• _Dataset rows_:
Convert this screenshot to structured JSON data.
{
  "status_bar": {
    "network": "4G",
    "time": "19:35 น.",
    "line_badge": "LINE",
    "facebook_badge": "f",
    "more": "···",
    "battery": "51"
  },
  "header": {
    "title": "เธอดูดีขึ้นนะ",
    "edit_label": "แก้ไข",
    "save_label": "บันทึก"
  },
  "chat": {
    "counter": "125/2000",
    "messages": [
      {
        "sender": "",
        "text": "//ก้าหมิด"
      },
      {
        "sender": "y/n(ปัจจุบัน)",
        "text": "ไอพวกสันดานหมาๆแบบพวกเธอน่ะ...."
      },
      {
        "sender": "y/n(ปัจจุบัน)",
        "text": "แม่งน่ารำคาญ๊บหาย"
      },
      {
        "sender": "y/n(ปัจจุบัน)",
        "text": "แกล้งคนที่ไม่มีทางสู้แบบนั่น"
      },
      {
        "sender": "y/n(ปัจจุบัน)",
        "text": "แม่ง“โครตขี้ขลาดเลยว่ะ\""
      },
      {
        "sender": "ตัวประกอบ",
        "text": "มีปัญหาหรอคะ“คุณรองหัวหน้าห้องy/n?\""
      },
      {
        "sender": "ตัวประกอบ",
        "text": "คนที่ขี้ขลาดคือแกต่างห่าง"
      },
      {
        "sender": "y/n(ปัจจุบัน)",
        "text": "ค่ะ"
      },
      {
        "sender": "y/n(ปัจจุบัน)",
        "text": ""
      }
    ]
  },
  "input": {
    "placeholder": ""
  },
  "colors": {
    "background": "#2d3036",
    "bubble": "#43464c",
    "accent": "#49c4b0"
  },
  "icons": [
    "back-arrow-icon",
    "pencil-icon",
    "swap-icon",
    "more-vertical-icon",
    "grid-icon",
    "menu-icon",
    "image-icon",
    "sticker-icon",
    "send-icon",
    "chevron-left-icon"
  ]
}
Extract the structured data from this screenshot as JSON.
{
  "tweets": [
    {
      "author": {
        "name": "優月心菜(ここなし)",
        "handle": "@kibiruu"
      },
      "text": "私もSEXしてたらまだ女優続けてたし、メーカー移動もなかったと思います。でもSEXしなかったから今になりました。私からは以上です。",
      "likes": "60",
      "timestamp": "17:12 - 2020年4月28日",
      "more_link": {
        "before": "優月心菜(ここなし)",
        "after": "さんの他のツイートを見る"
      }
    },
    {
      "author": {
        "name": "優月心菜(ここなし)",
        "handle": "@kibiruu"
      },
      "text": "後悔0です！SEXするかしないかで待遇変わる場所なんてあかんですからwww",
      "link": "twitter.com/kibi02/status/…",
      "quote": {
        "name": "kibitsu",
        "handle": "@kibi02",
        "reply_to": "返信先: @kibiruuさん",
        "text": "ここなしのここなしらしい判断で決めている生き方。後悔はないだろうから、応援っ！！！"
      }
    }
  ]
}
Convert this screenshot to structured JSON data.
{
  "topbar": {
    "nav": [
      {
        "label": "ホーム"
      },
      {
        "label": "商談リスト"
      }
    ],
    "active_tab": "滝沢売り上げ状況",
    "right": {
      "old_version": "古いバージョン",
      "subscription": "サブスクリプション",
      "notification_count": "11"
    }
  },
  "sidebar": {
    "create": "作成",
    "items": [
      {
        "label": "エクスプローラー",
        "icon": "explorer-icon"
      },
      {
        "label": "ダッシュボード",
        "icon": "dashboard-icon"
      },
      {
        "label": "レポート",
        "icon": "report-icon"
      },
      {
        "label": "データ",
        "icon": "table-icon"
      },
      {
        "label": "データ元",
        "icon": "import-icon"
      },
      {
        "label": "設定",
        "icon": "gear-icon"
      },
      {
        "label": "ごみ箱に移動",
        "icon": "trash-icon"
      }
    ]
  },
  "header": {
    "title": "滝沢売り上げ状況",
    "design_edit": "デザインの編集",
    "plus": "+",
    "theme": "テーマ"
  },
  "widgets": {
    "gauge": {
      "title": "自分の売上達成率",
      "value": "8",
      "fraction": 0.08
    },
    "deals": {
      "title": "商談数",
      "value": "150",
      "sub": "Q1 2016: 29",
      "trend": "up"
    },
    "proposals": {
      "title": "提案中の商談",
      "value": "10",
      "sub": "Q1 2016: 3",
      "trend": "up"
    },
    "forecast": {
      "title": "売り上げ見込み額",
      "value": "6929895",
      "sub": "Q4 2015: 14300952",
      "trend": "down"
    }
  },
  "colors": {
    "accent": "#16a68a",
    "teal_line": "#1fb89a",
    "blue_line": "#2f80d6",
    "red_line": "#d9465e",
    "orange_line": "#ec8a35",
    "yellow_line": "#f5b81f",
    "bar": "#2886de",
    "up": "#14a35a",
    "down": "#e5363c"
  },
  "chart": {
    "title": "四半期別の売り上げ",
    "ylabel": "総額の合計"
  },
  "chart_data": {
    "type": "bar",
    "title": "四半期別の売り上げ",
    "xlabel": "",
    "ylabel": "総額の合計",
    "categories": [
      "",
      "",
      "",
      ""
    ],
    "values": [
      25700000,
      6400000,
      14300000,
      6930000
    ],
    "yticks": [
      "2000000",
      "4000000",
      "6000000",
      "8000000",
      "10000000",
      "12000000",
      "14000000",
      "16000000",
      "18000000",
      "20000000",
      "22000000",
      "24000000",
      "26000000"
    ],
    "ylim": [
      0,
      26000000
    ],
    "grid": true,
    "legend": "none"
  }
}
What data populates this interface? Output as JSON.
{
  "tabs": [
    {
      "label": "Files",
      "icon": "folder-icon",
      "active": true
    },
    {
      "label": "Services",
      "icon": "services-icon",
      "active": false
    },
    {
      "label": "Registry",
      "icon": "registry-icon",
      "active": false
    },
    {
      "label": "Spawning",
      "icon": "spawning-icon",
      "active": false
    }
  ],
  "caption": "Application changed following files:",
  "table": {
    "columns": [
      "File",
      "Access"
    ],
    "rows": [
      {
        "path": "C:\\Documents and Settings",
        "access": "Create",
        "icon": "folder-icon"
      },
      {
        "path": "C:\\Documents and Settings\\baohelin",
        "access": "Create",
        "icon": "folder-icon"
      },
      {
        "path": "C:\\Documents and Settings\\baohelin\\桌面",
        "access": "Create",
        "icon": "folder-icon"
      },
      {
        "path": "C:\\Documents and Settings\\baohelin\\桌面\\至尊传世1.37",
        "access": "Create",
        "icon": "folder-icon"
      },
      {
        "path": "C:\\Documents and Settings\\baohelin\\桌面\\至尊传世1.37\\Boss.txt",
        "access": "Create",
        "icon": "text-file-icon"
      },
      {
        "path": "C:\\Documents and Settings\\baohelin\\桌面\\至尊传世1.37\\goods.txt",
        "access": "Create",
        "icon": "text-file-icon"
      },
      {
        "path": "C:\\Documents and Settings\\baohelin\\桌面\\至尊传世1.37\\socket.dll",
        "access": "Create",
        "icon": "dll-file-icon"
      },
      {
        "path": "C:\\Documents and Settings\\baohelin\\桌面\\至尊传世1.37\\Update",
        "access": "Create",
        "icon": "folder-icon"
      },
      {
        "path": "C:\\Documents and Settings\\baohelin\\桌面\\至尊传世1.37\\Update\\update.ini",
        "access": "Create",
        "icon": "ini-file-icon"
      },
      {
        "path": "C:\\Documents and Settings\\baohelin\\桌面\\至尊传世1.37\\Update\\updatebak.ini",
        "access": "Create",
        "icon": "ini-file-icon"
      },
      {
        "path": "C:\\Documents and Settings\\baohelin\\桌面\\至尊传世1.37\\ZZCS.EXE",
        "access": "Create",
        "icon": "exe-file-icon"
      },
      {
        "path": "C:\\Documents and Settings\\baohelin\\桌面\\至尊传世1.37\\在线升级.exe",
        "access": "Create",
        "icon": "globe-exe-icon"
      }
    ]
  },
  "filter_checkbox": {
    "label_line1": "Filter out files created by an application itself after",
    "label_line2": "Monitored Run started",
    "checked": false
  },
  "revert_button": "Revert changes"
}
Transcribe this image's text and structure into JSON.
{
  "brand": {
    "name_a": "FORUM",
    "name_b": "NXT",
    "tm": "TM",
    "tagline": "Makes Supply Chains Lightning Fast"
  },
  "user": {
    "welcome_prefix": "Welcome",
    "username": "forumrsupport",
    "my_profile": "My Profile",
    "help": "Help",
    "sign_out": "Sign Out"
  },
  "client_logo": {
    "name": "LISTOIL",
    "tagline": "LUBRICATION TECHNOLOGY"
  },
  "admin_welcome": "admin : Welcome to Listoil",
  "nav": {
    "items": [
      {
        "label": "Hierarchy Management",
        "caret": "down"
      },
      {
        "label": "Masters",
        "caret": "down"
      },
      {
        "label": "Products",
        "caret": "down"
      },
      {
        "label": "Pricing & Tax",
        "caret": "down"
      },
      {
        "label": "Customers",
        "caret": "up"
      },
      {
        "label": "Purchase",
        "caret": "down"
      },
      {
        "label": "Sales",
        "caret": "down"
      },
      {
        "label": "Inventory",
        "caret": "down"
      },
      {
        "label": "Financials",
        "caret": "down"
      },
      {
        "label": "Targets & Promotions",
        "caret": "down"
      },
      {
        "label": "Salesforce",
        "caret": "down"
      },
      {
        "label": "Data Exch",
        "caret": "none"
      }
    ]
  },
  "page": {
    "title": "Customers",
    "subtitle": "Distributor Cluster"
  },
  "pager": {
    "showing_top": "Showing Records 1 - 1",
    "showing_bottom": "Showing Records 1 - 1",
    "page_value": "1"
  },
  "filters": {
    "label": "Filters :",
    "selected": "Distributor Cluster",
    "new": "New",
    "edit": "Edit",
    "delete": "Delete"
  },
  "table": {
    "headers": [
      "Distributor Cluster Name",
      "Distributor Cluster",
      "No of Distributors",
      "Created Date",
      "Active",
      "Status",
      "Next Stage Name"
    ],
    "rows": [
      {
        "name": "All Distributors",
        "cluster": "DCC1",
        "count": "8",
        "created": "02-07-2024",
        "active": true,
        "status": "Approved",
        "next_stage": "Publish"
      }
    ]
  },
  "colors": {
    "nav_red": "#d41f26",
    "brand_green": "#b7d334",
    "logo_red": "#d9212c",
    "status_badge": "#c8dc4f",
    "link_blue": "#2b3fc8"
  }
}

• _Problem to work on_:
Search the records for the word "image", then list every line that has it.

• _Finished exercise_:
    "image-icon",
Transcribe this image's text and structure into JSON.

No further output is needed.